- What is expected: Write out the listing below in full and exactly, leaving out every picture.
Start Records shown
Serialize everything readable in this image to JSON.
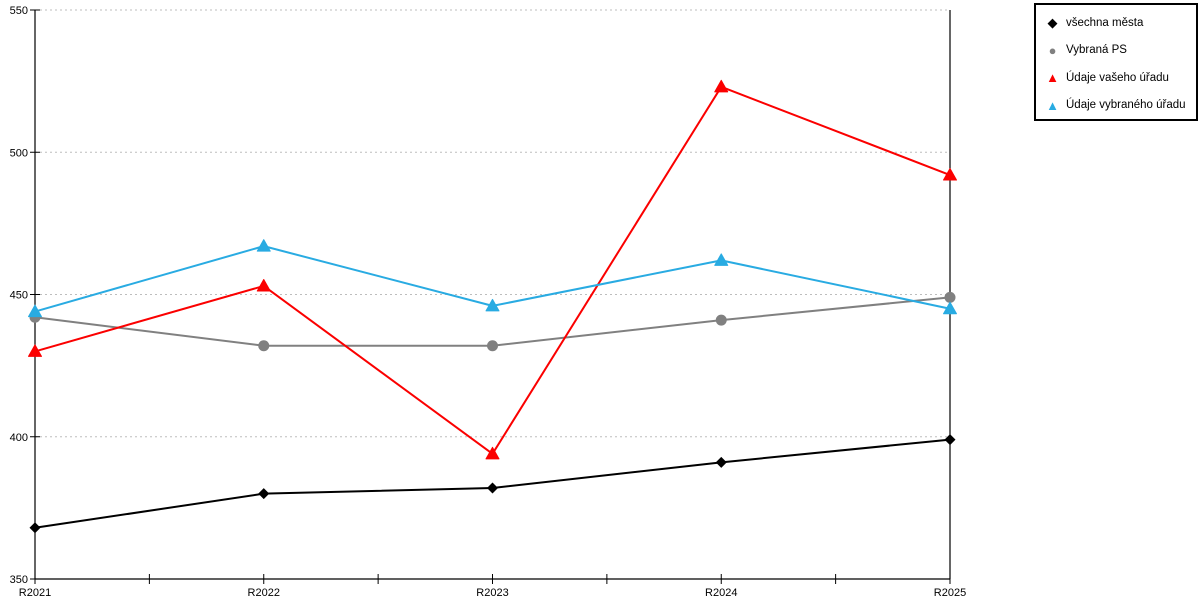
{
  "legend": {
    "items": [
      {
        "label": "všechna města",
        "marker": "diamond",
        "glyph": "◆",
        "color": "#000000"
      },
      {
        "label": "Vybraná PS",
        "marker": "circle",
        "glyph": "●",
        "color": "#808080"
      },
      {
        "label": "Údaje vašeho úřadu",
        "marker": "triangle",
        "glyph": "▲",
        "color": "#fb0000"
      },
      {
        "label": "Údaje vybraného úřadu",
        "marker": "triangle",
        "glyph": "▲",
        "color": "#29abe2"
      }
    ]
  },
  "chart_data": {
    "type": "line",
    "categories": [
      "R2021",
      "R2022",
      "R2023",
      "R2024",
      "R2025"
    ],
    "series": [
      {
        "name": "všechna města",
        "color": "#000000",
        "marker": "diamond",
        "values": [
          368,
          380,
          382,
          391,
          399
        ]
      },
      {
        "name": "Vybraná PS",
        "color": "#808080",
        "marker": "circle",
        "values": [
          442,
          432,
          432,
          441,
          449
        ]
      },
      {
        "name": "Údaje vašeho úřadu",
        "color": "#fb0000",
        "marker": "triangle",
        "values": [
          430,
          453,
          394,
          523,
          492
        ]
      },
      {
        "name": "Údaje vybraného úřadu",
        "color": "#29abe2",
        "marker": "triangle",
        "values": [
          444,
          467,
          446,
          462,
          445
        ]
      }
    ],
    "title": "",
    "xlabel": "",
    "ylabel": "",
    "ylim": [
      350,
      550
    ],
    "ytick_step": 50,
    "y_tick_labels": [
      "350",
      "400",
      "450",
      "500",
      "550"
    ],
    "grid": "horizontal-dotted",
    "gridline_color": "#bdbdbd",
    "axis_color": "#000000",
    "legend_position": "top-right"
  }
}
End Records shown
- The response:
Serialize everything readable in this image to JSON.
{
  "legend": {
    "items": [
      {
        "label": "všechna města",
        "marker": "diamond",
        "glyph": "◆",
        "color": "#000000"
      },
      {
        "label": "Vybraná PS",
        "marker": "circle",
        "glyph": "●",
        "color": "#808080"
      },
      {
        "label": "Údaje vašeho úřadu",
        "marker": "triangle",
        "glyph": "▲",
        "color": "#fb0000"
      },
      {
        "label": "Údaje vybraného úřadu",
        "marker": "triangle",
        "glyph": "▲",
        "color": "#29abe2"
      }
    ]
  },
  "chart_data": {
    "type": "line",
    "categories": [
      "R2021",
      "R2022",
      "R2023",
      "R2024",
      "R2025"
    ],
    "series": [
      {
        "name": "všechna města",
        "color": "#000000",
        "marker": "diamond",
        "values": [
          368,
          380,
          382,
          391,
          399
        ]
      },
      {
        "name": "Vybraná PS",
        "color": "#808080",
        "marker": "circle",
        "values": [
          442,
          432,
          432,
          441,
          449
        ]
      },
      {
        "name": "Údaje vašeho úřadu",
        "color": "#fb0000",
        "marker": "triangle",
        "values": [
          430,
          453,
          394,
          523,
          492
        ]
      },
      {
        "name": "Údaje vybraného úřadu",
        "color": "#29abe2",
        "marker": "triangle",
        "values": [
          444,
          467,
          446,
          462,
          445
        ]
      }
    ],
    "title": "",
    "xlabel": "",
    "ylabel": "",
    "ylim": [
      350,
      550
    ],
    "ytick_step": 50,
    "y_tick_labels": [
      "350",
      "400",
      "450",
      "500",
      "550"
    ],
    "grid": "horizontal-dotted",
    "gridline_color": "#bdbdbd",
    "axis_color": "#000000",
    "legend_position": "top-right"
  }
}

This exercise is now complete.